**PROBLEM REQUIREMENTS:**
Return all lines where the word "países" can be found.
***** RAW RECORDS *****
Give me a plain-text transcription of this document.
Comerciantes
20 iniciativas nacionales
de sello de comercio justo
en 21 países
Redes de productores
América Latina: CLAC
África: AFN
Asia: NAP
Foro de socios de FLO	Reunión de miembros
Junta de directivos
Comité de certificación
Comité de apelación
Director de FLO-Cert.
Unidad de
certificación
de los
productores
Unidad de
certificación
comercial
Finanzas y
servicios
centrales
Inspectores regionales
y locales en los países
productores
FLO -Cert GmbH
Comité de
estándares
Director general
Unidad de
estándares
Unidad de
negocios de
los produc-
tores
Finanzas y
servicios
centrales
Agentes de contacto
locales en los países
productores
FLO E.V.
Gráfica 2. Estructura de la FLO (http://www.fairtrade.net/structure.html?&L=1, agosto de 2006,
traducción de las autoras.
*****
**REPLY TO THE TASK:**
en 21 países
y locales en los países
locales en los países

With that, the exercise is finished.